Exercise goal - All lines below must be repeated exactly, with the pictures omitted.

==== Input data ====

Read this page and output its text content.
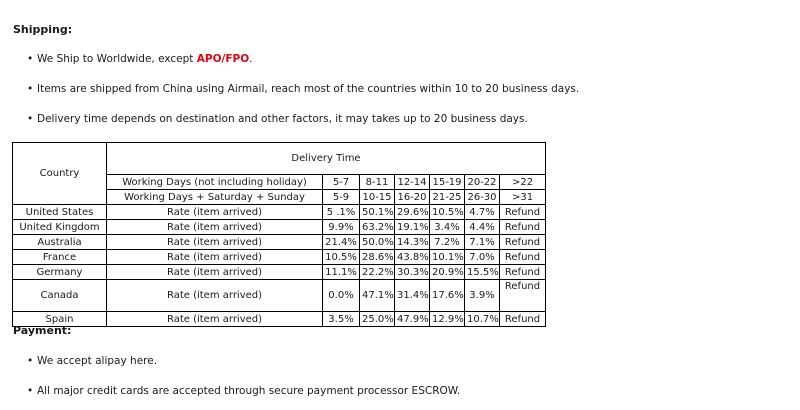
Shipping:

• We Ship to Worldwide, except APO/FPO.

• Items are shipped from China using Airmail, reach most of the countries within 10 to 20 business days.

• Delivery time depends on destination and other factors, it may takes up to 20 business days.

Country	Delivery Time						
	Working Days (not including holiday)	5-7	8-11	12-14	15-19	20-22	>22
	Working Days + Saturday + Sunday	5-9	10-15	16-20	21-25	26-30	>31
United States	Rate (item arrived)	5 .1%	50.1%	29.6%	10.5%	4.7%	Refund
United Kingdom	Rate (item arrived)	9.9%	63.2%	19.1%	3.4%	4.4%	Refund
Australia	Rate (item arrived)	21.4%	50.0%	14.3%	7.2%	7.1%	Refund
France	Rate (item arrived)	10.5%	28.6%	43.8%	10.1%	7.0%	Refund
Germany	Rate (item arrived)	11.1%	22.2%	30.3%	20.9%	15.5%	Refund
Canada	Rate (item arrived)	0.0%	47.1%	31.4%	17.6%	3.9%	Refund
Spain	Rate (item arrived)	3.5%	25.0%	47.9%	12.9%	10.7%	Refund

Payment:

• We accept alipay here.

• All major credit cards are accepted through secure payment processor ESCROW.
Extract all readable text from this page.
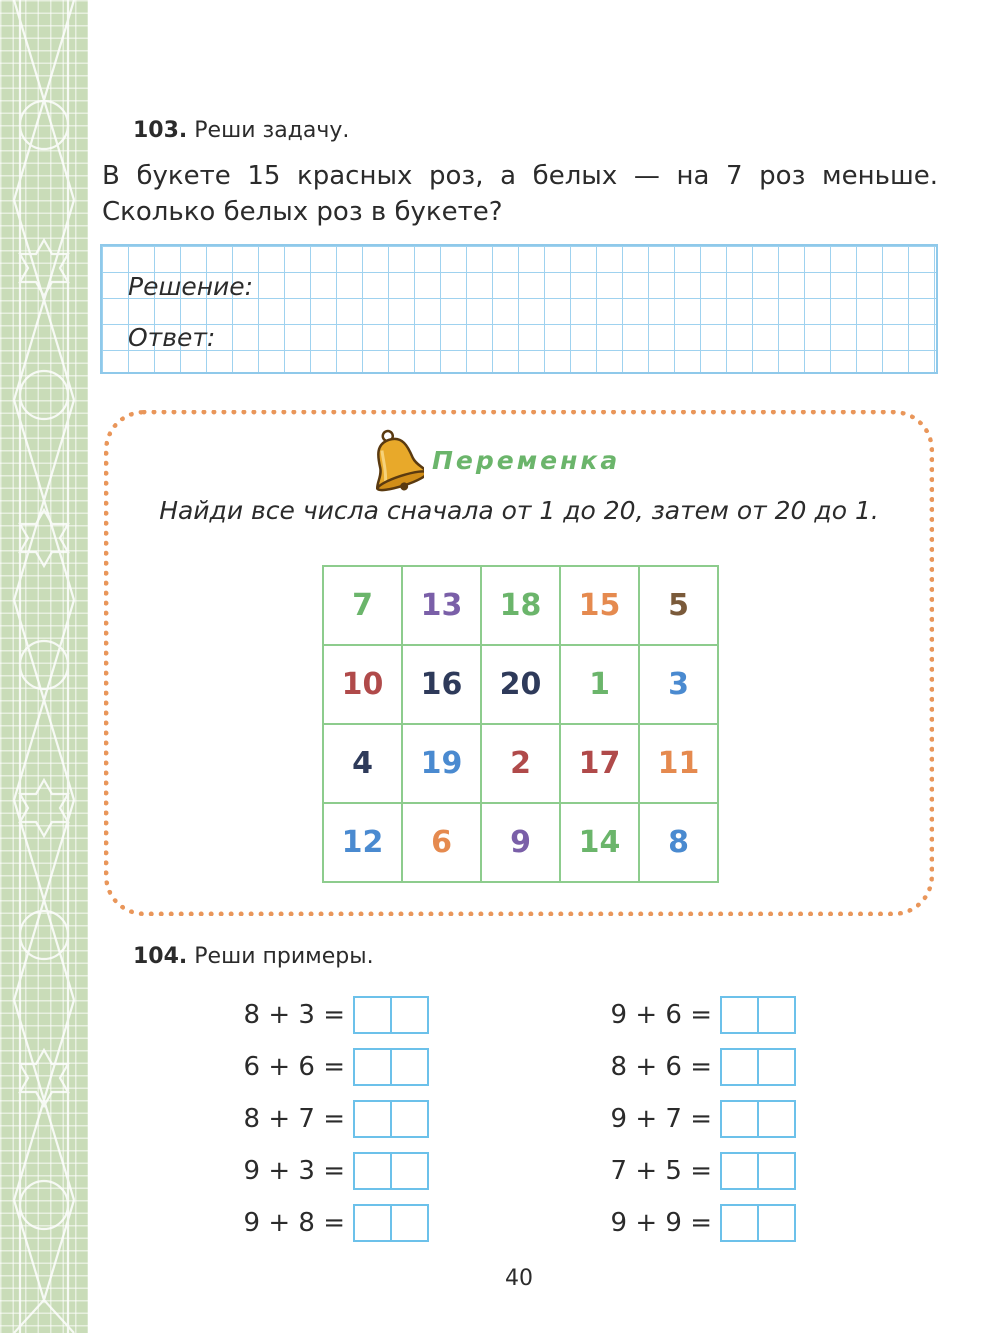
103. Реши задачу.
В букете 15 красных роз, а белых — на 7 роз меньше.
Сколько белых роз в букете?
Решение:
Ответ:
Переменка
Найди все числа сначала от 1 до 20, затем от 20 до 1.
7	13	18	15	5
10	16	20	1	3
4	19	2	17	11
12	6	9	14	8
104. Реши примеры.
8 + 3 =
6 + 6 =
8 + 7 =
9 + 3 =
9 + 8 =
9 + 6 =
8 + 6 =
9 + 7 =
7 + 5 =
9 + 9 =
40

====

Task result -
Read this page and output its text content.
Shipping:

• We Ship to Worldwide, except APO/FPO.

• Items are shipped from China using Airmail, reach most of the countries within 10 to 20 business days.

• Delivery time depends on destination and other factors, it may takes up to 20 business days.

Country	Delivery Time						
	Working Days (not including holiday)	5-7	8-11	12-14	15-19	20-22	>22
	Working Days + Saturday + Sunday	5-9	10-15	16-20	21-25	26-30	>31
United States	Rate (item arrived)	5 .1%	50.1%	29.6%	10.5%	4.7%	Refund
United Kingdom	Rate (item arrived)	9.9%	63.2%	19.1%	3.4%	4.4%	Refund
Australia	Rate (item arrived)	21.4%	50.0%	14.3%	7.2%	7.1%	Refund
France	Rate (item arrived)	10.5%	28.6%	43.8%	10.1%	7.0%	Refund
Germany	Rate (item arrived)	11.1%	22.2%	30.3%	20.9%	15.5%	Refund
Canada	Rate (item arrived)	0.0%	47.1%	31.4%	17.6%	3.9%	Refund
Spain	Rate (item arrived)	3.5%	25.0%	47.9%	12.9%	10.7%	Refund

Payment:

• We accept alipay here.

• All major credit cards are accepted through secure payment processor ESCROW.
Extract all readable text from this page.
103. Реши задачу.
В букете 15 красных роз, а белых — на 7 роз меньше.
Сколько белых роз в букете?
Решение:
Ответ:
Переменка
Найди все числа сначала от 1 до 20, затем от 20 до 1.
7	13	18	15	5
10	16	20	1	3
4	19	2	17	11
12	6	9	14	8
104. Реши примеры.
8 + 3 =
6 + 6 =
8 + 7 =
9 + 3 =
9 + 8 =
9 + 6 =
8 + 6 =
9 + 7 =
7 + 5 =
9 + 9 =
40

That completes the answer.